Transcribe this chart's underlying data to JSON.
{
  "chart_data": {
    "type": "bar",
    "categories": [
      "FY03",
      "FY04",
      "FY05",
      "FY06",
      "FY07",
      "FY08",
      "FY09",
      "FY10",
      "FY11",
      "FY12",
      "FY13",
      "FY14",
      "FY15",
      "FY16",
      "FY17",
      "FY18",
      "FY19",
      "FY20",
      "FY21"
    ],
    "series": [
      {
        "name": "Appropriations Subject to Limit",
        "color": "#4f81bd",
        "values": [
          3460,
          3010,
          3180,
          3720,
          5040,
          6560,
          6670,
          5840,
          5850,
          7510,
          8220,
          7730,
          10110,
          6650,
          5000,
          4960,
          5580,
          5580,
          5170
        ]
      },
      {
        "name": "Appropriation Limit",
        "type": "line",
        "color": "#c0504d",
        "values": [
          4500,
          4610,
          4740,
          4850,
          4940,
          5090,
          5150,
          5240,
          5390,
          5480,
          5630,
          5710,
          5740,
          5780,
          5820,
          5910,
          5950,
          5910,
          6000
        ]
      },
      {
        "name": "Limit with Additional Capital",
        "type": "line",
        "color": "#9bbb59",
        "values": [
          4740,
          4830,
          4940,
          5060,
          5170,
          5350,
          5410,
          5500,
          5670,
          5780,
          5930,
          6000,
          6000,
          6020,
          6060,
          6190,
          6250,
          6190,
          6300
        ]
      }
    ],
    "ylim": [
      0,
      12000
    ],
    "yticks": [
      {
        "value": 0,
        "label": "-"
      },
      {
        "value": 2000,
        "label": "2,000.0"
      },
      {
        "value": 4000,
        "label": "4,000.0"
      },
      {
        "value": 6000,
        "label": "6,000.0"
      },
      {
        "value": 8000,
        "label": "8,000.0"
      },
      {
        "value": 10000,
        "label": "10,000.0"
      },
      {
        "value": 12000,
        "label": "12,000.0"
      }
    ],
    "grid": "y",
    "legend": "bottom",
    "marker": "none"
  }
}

What to work on: All of the entries above need to be reproduced exactly.

The answer:
Transcribe this chart's underlying data to JSON.
{
  "chart_data": {
    "type": "bar",
    "categories": [
      "FY03",
      "FY04",
      "FY05",
      "FY06",
      "FY07",
      "FY08",
      "FY09",
      "FY10",
      "FY11",
      "FY12",
      "FY13",
      "FY14",
      "FY15",
      "FY16",
      "FY17",
      "FY18",
      "FY19",
      "FY20",
      "FY21"
    ],
    "series": [
      {
        "name": "Appropriations Subject to Limit",
        "color": "#4f81bd",
        "values": [
          3460,
          3010,
          3180,
          3720,
          5040,
          6560,
          6670,
          5840,
          5850,
          7510,
          8220,
          7730,
          10110,
          6650,
          5000,
          4960,
          5580,
          5580,
          5170
        ]
      },
      {
        "name": "Appropriation Limit",
        "type": "line",
        "color": "#c0504d",
        "values": [
          4500,
          4610,
          4740,
          4850,
          4940,
          5090,
          5150,
          5240,
          5390,
          5480,
          5630,
          5710,
          5740,
          5780,
          5820,
          5910,
          5950,
          5910,
          6000
        ]
      },
      {
        "name": "Limit with Additional Capital",
        "type": "line",
        "color": "#9bbb59",
        "values": [
          4740,
          4830,
          4940,
          5060,
          5170,
          5350,
          5410,
          5500,
          5670,
          5780,
          5930,
          6000,
          6000,
          6020,
          6060,
          6190,
          6250,
          6190,
          6300
        ]
      }
    ],
    "ylim": [
      0,
      12000
    ],
    "yticks": [
      {
        "value": 0,
        "label": "-"
      },
      {
        "value": 2000,
        "label": "2,000.0"
      },
      {
        "value": 4000,
        "label": "4,000.0"
      },
      {
        "value": 6000,
        "label": "6,000.0"
      },
      {
        "value": 8000,
        "label": "8,000.0"
      },
      {
        "value": 10000,
        "label": "10,000.0"
      },
      {
        "value": 12000,
        "label": "12,000.0"
      }
    ],
    "grid": "y",
    "legend": "bottom",
    "marker": "none"
  }
}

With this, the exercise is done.